## EXERCISE DETAILS
Gather all lines in the data that hold the string "checkstyle".

## WORKING DATA
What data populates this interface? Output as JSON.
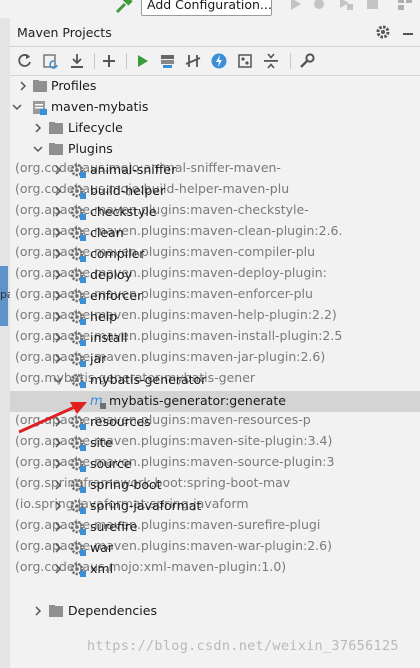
{
  "topbar": {
    "add_configuration": "Add Configuration..."
  },
  "panel": {
    "title": "Maven Projects"
  },
  "tree": {
    "profiles": "Profiles",
    "project": "maven-mybatis",
    "lifecycle": "Lifecycle",
    "plugins_label": "Plugins",
    "plugins": [
      {
        "name": "animal-sniffer",
        "artifact": "(org.codehaus.mojo:animal-sniffer-maven-"
      },
      {
        "name": "build-helper",
        "artifact": "(org.codehaus.mojo:build-helper-maven-plu"
      },
      {
        "name": "checkstyle",
        "artifact": "(org.apache.maven.plugins:maven-checkstyle-"
      },
      {
        "name": "clean",
        "artifact": "(org.apache.maven.plugins:maven-clean-plugin:2.6."
      },
      {
        "name": "compiler",
        "artifact": "(org.apache.maven.plugins:maven-compiler-plu"
      },
      {
        "name": "deploy",
        "artifact": "(org.apache.maven.plugins:maven-deploy-plugin:"
      },
      {
        "name": "enforcer",
        "artifact": "(org.apache.maven.plugins:maven-enforcer-plu"
      },
      {
        "name": "help",
        "artifact": "(org.apache.maven.plugins:maven-help-plugin:2.2)"
      },
      {
        "name": "install",
        "artifact": "(org.apache.maven.plugins:maven-install-plugin:2.5"
      },
      {
        "name": "jar",
        "artifact": "(org.apache.maven.plugins:maven-jar-plugin:2.6)"
      },
      {
        "name": "mybatis-generator",
        "artifact": "(org.mybatis.generator:mybatis-gener"
      }
    ],
    "goal": "mybatis-generator:generate",
    "plugins_after": [
      {
        "name": "resources",
        "artifact": "(org.apache.maven.plugins:maven-resources-p"
      },
      {
        "name": "site",
        "artifact": "(org.apache.maven.plugins:maven-site-plugin:3.4)"
      },
      {
        "name": "source",
        "artifact": "(org.apache.maven.plugins:maven-source-plugin:3"
      },
      {
        "name": "spring-boot",
        "artifact": "(org.springframework.boot:spring-boot-mav"
      },
      {
        "name": "spring-javaformat",
        "artifact": "(io.spring.javaformat:spring-javaform"
      },
      {
        "name": "surefire",
        "artifact": "(org.apache.maven.plugins:maven-surefire-plugi"
      },
      {
        "name": "war",
        "artifact": "(org.apache.maven.plugins:maven-war-plugin:2.6)"
      },
      {
        "name": "xml",
        "artifact": "(org.codehaus.mojo:xml-maven-plugin:1.0)"
      }
    ],
    "dependencies": "Dependencies"
  },
  "left_strip": {
    "fragment": "pa"
  },
  "watermark": "https://blog.csdn.net/weixin_37656125",
  "colors": {
    "panel_bg": "#f2f2f2",
    "selected_row": "#d4d4d4",
    "run_green": "#3c9c3c",
    "blue_icon": "#3b8fd6",
    "arrow_red": "#e02020"
  }
}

## THE SOLUTION
        "name": "checkstyle",
        "artifact": "(org.apache.maven.plugins:maven-checkstyle-"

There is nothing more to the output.